→ **ROWS**:
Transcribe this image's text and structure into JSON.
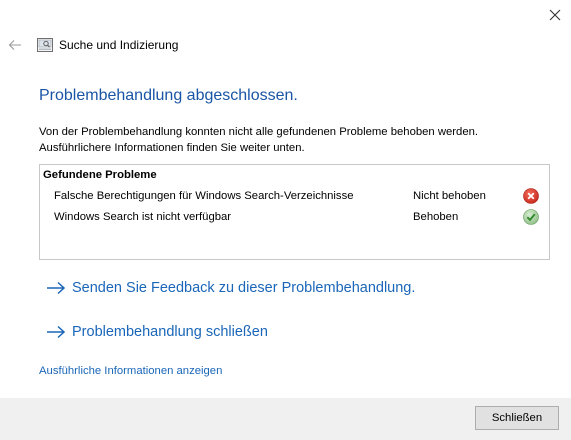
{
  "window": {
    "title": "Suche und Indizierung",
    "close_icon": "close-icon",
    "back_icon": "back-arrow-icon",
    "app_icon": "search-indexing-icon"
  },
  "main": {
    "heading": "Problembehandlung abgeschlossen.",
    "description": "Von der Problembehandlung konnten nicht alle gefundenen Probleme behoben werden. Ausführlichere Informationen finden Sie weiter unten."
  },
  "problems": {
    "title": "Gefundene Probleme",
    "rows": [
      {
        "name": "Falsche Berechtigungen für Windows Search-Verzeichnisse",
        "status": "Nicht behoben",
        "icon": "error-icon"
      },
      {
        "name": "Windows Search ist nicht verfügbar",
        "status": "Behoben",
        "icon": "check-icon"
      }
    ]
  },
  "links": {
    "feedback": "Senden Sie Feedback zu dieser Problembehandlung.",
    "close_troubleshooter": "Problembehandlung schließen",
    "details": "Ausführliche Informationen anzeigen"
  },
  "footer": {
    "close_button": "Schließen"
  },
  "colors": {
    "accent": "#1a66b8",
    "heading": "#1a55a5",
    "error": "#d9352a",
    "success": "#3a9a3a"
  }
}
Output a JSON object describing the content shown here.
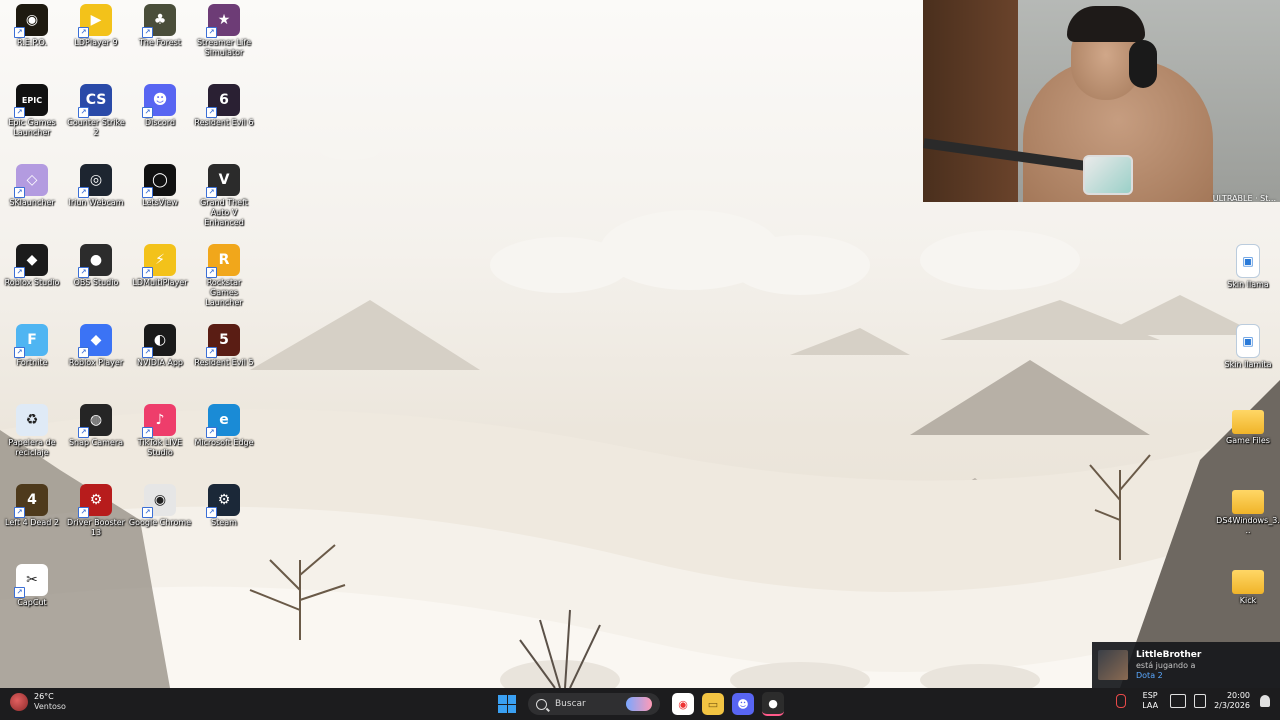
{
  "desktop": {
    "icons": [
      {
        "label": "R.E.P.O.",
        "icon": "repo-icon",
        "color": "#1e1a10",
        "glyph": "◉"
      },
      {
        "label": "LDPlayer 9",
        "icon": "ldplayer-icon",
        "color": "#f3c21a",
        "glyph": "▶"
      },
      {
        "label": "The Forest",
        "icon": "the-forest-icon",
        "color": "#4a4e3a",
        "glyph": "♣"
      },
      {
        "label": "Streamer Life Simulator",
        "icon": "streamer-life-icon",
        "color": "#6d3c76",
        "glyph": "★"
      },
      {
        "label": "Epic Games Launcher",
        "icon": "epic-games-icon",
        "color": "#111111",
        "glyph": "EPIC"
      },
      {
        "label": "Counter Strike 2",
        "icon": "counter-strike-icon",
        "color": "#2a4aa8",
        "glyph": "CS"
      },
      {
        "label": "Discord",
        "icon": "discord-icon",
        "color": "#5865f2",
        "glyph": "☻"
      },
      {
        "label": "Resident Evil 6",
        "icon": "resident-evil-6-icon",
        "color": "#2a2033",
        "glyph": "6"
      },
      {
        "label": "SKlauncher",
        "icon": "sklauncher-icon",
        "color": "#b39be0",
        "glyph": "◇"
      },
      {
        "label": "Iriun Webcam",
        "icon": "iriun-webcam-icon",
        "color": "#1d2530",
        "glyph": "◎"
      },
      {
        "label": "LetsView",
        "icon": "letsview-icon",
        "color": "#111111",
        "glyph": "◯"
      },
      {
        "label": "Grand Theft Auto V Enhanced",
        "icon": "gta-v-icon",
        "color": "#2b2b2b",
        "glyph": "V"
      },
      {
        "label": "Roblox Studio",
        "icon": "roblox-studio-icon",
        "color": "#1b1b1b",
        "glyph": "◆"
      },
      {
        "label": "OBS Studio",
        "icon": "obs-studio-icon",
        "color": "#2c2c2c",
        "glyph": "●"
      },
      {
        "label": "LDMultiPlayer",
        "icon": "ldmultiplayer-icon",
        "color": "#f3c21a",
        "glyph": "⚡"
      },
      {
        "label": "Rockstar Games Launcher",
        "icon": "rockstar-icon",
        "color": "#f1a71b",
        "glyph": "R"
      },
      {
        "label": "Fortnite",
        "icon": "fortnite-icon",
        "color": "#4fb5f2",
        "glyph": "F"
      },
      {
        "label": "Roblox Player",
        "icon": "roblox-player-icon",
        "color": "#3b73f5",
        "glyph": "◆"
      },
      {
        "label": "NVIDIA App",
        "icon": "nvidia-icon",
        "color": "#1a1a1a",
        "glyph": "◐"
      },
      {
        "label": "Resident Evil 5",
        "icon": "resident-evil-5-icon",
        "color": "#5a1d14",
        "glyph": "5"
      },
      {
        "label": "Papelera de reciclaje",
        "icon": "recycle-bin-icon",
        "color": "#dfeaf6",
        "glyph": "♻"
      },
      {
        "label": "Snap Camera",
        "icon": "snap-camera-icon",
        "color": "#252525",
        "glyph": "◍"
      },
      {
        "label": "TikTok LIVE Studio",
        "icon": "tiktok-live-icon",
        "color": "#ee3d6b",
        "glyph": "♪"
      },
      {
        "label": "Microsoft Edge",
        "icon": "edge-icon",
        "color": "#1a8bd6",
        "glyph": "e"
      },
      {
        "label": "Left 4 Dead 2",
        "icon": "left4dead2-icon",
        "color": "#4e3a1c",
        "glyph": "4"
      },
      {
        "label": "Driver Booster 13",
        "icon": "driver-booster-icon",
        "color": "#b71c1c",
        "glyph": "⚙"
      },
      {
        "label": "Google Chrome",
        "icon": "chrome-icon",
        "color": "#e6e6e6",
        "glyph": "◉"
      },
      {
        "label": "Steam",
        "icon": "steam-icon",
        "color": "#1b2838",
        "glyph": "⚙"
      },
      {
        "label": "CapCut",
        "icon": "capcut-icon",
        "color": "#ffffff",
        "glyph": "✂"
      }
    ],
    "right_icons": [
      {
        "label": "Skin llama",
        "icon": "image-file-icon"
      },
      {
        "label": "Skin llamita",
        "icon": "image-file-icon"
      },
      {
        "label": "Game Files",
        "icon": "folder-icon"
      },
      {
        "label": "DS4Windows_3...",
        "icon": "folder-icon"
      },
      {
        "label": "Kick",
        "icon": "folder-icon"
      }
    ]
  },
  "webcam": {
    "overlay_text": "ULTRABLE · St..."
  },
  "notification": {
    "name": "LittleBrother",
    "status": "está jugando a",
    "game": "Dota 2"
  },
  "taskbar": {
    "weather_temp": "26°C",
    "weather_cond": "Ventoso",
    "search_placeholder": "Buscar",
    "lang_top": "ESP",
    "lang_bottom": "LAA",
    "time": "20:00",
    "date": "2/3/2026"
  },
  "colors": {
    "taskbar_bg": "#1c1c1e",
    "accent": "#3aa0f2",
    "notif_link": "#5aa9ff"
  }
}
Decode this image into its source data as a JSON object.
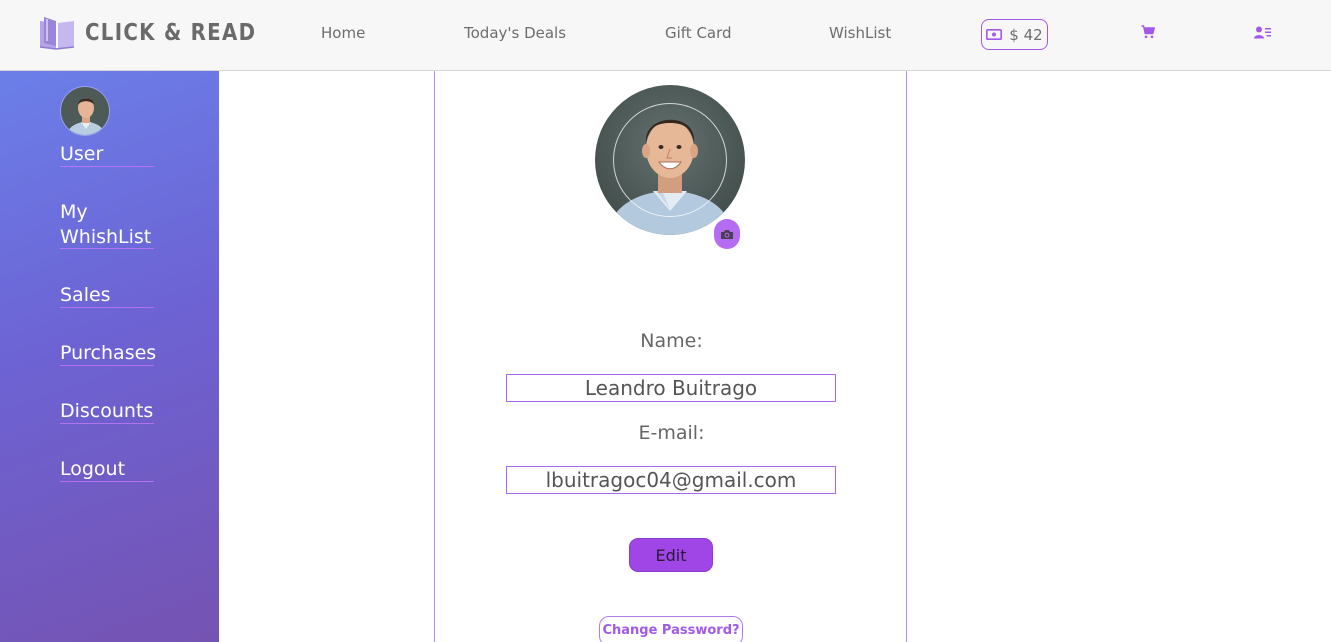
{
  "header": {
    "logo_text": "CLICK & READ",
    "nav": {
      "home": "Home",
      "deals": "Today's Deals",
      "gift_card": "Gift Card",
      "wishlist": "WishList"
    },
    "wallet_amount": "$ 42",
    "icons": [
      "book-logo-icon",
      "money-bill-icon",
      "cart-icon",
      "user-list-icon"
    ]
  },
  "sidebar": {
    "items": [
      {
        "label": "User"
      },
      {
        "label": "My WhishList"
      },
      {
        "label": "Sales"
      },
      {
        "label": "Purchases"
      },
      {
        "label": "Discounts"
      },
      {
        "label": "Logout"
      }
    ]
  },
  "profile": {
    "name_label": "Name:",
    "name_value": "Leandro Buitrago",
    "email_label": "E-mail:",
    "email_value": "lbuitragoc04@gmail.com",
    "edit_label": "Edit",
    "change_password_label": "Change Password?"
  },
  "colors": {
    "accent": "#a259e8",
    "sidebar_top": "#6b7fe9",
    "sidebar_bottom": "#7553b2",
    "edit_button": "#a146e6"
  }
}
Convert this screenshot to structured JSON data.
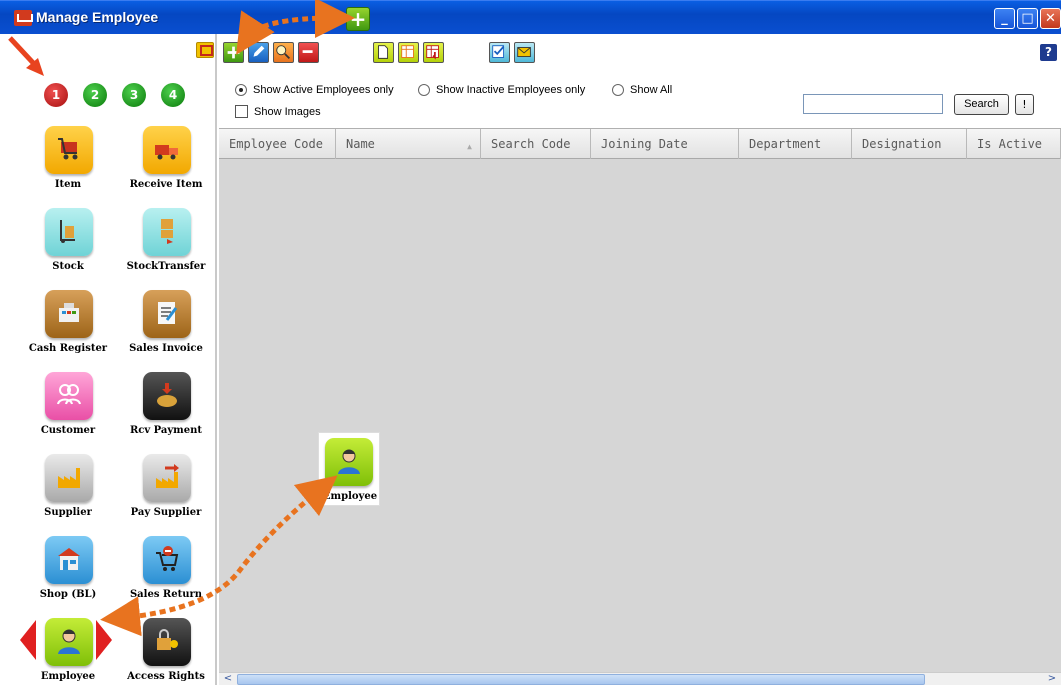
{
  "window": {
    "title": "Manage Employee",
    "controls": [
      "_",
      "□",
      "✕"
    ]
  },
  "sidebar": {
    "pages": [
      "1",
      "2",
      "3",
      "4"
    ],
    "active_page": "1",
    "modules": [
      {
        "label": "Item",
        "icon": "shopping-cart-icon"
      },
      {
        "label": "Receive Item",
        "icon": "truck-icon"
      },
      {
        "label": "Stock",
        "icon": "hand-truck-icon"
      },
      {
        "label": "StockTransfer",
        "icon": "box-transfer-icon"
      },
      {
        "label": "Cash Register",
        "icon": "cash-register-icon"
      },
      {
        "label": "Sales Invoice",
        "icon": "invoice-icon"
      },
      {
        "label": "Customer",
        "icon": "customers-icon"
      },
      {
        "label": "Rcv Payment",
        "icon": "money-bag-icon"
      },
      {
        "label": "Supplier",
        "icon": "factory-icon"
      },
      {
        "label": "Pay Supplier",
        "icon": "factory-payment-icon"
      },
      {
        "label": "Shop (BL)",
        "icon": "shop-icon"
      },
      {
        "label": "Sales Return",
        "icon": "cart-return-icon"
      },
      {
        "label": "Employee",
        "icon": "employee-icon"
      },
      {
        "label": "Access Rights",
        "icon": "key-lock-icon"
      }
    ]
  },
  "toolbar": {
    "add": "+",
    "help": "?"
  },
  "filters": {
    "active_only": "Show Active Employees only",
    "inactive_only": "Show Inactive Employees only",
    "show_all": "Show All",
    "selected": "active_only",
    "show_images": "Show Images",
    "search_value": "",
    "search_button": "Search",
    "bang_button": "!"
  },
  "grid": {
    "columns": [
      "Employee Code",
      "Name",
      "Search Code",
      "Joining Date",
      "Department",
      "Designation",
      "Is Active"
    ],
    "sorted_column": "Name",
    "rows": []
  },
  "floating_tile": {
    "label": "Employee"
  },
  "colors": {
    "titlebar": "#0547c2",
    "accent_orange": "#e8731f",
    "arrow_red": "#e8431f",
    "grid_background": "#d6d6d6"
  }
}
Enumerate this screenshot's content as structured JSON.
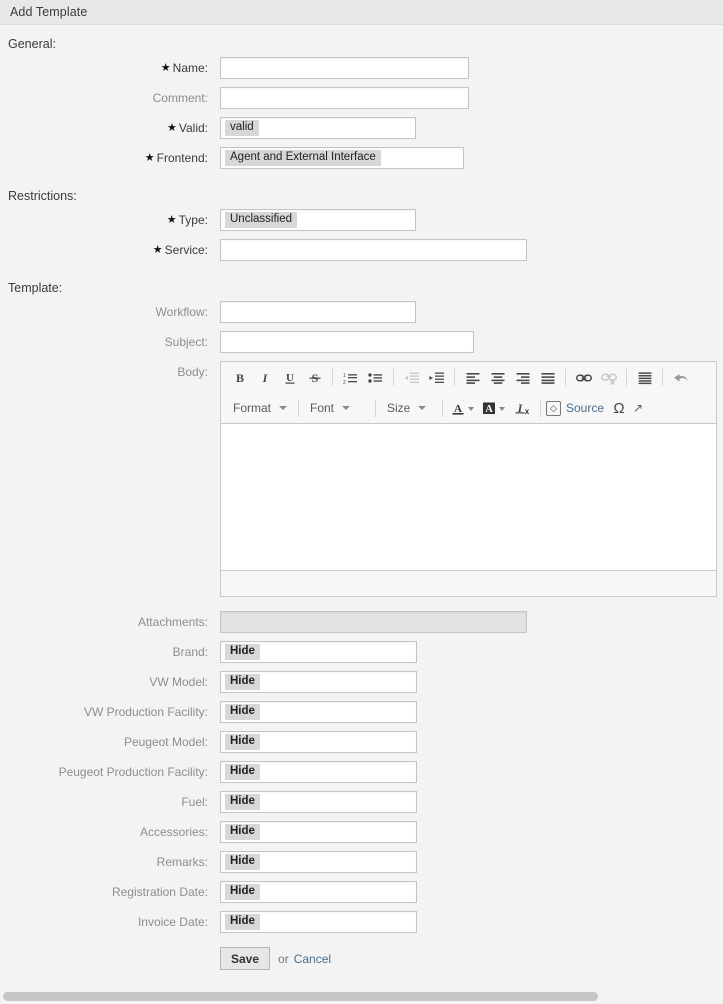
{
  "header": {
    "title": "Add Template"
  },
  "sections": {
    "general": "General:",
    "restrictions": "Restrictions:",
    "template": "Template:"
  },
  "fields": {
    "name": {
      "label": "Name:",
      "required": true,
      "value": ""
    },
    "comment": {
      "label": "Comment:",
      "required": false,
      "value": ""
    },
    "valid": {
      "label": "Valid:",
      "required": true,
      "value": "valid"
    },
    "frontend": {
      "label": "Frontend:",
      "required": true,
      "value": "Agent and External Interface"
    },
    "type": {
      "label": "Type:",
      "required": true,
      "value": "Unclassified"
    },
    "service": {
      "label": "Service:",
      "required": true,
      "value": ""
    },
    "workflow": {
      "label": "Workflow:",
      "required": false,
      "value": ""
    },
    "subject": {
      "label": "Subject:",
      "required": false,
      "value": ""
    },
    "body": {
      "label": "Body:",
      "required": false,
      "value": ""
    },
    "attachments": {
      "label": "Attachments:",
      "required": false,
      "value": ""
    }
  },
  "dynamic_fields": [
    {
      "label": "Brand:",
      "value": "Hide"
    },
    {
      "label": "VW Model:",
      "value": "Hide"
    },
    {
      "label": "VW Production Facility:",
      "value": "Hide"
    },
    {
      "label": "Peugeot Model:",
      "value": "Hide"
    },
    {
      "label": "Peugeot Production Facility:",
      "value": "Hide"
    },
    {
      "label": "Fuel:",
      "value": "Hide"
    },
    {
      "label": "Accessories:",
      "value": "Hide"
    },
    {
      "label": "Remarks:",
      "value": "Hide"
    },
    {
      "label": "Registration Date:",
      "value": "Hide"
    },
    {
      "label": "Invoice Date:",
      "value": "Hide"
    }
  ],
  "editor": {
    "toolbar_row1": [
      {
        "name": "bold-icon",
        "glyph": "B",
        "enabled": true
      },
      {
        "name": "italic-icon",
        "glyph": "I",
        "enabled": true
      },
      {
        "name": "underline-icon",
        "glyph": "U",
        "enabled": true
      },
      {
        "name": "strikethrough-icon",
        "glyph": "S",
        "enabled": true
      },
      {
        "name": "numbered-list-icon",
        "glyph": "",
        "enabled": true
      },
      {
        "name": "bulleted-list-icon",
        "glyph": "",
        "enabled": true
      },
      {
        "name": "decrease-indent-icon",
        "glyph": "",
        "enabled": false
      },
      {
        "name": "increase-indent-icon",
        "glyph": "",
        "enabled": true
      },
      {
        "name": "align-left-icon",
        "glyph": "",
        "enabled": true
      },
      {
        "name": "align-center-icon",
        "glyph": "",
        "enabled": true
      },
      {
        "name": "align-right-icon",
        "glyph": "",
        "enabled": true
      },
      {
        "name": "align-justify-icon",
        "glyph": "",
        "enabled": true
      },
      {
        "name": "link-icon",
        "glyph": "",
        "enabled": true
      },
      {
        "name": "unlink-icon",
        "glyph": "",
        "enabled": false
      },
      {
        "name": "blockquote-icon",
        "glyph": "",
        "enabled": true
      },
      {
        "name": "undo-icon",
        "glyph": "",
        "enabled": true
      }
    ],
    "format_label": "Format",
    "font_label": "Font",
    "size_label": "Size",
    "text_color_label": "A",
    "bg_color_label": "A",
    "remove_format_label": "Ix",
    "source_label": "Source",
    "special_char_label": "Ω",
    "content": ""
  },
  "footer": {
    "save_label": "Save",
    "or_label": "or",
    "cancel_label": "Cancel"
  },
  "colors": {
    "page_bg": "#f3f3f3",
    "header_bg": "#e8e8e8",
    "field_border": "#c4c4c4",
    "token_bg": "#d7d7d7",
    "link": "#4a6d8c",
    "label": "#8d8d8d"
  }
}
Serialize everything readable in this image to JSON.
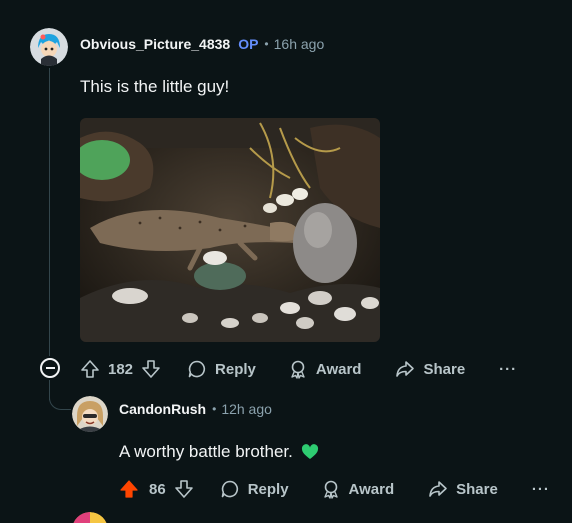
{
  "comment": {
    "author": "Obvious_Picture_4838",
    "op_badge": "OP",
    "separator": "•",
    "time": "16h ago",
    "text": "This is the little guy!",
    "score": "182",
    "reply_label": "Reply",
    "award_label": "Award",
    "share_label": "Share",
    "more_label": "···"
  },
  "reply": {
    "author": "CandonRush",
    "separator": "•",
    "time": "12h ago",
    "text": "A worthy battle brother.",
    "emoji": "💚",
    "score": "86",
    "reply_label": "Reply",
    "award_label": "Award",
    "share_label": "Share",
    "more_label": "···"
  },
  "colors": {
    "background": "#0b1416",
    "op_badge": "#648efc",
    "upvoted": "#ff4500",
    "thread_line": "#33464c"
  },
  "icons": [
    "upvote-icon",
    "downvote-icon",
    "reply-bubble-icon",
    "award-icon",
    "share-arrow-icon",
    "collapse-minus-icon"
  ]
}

→ **WORK REQUIRED**: Read through the data and copy every line where "content" shows up.

→ **RESPONSE**:
Output a JSON object describing the content shown here.
Enumerate this screenshot's content as structured JSON.
    "content": ""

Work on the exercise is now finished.